GIVEN REQUEST>
Repeat every entry in the listing below, exactly.

(Dataset listings of figures)
══════

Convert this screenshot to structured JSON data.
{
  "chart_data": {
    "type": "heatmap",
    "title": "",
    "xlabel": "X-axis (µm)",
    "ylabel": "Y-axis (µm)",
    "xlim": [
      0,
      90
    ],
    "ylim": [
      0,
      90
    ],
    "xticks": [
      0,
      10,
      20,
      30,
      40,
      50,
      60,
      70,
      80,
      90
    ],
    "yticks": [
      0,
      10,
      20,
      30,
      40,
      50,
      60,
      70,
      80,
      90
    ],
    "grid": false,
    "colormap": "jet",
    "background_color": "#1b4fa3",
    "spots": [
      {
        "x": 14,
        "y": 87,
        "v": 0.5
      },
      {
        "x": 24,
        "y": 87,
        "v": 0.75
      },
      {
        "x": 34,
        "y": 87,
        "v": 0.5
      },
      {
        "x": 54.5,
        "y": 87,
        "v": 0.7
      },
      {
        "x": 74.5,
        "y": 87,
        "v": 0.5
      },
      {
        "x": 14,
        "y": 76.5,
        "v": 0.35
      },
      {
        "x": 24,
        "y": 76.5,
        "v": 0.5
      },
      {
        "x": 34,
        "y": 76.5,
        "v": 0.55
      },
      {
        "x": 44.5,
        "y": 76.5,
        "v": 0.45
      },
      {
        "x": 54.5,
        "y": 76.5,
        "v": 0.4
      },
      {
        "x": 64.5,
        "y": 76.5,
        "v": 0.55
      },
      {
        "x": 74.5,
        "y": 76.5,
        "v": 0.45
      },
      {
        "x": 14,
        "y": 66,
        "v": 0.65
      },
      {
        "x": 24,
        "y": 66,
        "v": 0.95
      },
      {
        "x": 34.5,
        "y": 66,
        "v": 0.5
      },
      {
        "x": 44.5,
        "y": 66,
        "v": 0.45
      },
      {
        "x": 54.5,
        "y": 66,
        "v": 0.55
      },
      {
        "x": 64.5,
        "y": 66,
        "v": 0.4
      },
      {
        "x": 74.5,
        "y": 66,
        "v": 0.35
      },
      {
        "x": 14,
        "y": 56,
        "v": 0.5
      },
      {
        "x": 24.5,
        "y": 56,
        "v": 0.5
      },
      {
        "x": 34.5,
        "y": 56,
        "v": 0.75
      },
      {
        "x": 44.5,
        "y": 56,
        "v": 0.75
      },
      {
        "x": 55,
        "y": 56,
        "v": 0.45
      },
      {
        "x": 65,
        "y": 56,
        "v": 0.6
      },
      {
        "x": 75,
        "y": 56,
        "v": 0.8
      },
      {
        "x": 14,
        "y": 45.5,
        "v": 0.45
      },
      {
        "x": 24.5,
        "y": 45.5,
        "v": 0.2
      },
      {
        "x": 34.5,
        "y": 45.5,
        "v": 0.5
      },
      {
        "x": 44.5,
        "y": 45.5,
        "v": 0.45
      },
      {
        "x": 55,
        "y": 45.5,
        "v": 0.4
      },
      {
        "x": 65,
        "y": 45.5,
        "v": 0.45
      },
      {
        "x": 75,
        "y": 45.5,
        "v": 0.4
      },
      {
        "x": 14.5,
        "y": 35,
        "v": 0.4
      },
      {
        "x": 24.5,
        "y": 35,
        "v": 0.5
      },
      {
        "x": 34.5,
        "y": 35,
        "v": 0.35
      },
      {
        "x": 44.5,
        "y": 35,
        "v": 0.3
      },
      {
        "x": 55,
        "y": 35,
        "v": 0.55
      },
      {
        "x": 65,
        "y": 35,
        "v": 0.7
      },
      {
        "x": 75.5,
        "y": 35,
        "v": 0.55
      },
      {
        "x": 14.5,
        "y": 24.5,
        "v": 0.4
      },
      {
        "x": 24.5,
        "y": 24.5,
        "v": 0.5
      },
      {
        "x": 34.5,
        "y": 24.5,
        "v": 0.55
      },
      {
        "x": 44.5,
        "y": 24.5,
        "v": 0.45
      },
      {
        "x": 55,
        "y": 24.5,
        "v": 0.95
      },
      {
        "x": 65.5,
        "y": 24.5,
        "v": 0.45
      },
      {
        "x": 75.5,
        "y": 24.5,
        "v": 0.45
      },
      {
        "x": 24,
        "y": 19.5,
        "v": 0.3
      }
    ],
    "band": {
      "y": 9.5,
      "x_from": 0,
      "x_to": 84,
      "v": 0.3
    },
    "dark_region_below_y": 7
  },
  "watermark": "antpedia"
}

══════

EXERCISE ANSWER>
Convert this screenshot to structured JSON data.
{
  "chart_data": {
    "type": "heatmap",
    "title": "",
    "xlabel": "X-axis (µm)",
    "ylabel": "Y-axis (µm)",
    "xlim": [
      0,
      90
    ],
    "ylim": [
      0,
      90
    ],
    "xticks": [
      0,
      10,
      20,
      30,
      40,
      50,
      60,
      70,
      80,
      90
    ],
    "yticks": [
      0,
      10,
      20,
      30,
      40,
      50,
      60,
      70,
      80,
      90
    ],
    "grid": false,
    "colormap": "jet",
    "background_color": "#1b4fa3",
    "spots": [
      {
        "x": 14,
        "y": 87,
        "v": 0.5
      },
      {
        "x": 24,
        "y": 87,
        "v": 0.75
      },
      {
        "x": 34,
        "y": 87,
        "v": 0.5
      },
      {
        "x": 54.5,
        "y": 87,
        "v": 0.7
      },
      {
        "x": 74.5,
        "y": 87,
        "v": 0.5
      },
      {
        "x": 14,
        "y": 76.5,
        "v": 0.35
      },
      {
        "x": 24,
        "y": 76.5,
        "v": 0.5
      },
      {
        "x": 34,
        "y": 76.5,
        "v": 0.55
      },
      {
        "x": 44.5,
        "y": 76.5,
        "v": 0.45
      },
      {
        "x": 54.5,
        "y": 76.5,
        "v": 0.4
      },
      {
        "x": 64.5,
        "y": 76.5,
        "v": 0.55
      },
      {
        "x": 74.5,
        "y": 76.5,
        "v": 0.45
      },
      {
        "x": 14,
        "y": 66,
        "v": 0.65
      },
      {
        "x": 24,
        "y": 66,
        "v": 0.95
      },
      {
        "x": 34.5,
        "y": 66,
        "v": 0.5
      },
      {
        "x": 44.5,
        "y": 66,
        "v": 0.45
      },
      {
        "x": 54.5,
        "y": 66,
        "v": 0.55
      },
      {
        "x": 64.5,
        "y": 66,
        "v": 0.4
      },
      {
        "x": 74.5,
        "y": 66,
        "v": 0.35
      },
      {
        "x": 14,
        "y": 56,
        "v": 0.5
      },
      {
        "x": 24.5,
        "y": 56,
        "v": 0.5
      },
      {
        "x": 34.5,
        "y": 56,
        "v": 0.75
      },
      {
        "x": 44.5,
        "y": 56,
        "v": 0.75
      },
      {
        "x": 55,
        "y": 56,
        "v": 0.45
      },
      {
        "x": 65,
        "y": 56,
        "v": 0.6
      },
      {
        "x": 75,
        "y": 56,
        "v": 0.8
      },
      {
        "x": 14,
        "y": 45.5,
        "v": 0.45
      },
      {
        "x": 24.5,
        "y": 45.5,
        "v": 0.2
      },
      {
        "x": 34.5,
        "y": 45.5,
        "v": 0.5
      },
      {
        "x": 44.5,
        "y": 45.5,
        "v": 0.45
      },
      {
        "x": 55,
        "y": 45.5,
        "v": 0.4
      },
      {
        "x": 65,
        "y": 45.5,
        "v": 0.45
      },
      {
        "x": 75,
        "y": 45.5,
        "v": 0.4
      },
      {
        "x": 14.5,
        "y": 35,
        "v": 0.4
      },
      {
        "x": 24.5,
        "y": 35,
        "v": 0.5
      },
      {
        "x": 34.5,
        "y": 35,
        "v": 0.35
      },
      {
        "x": 44.5,
        "y": 35,
        "v": 0.3
      },
      {
        "x": 55,
        "y": 35,
        "v": 0.55
      },
      {
        "x": 65,
        "y": 35,
        "v": 0.7
      },
      {
        "x": 75.5,
        "y": 35,
        "v": 0.55
      },
      {
        "x": 14.5,
        "y": 24.5,
        "v": 0.4
      },
      {
        "x": 24.5,
        "y": 24.5,
        "v": 0.5
      },
      {
        "x": 34.5,
        "y": 24.5,
        "v": 0.55
      },
      {
        "x": 44.5,
        "y": 24.5,
        "v": 0.45
      },
      {
        "x": 55,
        "y": 24.5,
        "v": 0.95
      },
      {
        "x": 65.5,
        "y": 24.5,
        "v": 0.45
      },
      {
        "x": 75.5,
        "y": 24.5,
        "v": 0.45
      },
      {
        "x": 24,
        "y": 19.5,
        "v": 0.3
      }
    ],
    "band": {
      "y": 9.5,
      "x_from": 0,
      "x_to": 84,
      "v": 0.3
    },
    "dark_region_below_y": 7
  },
  "watermark": "antpedia"
}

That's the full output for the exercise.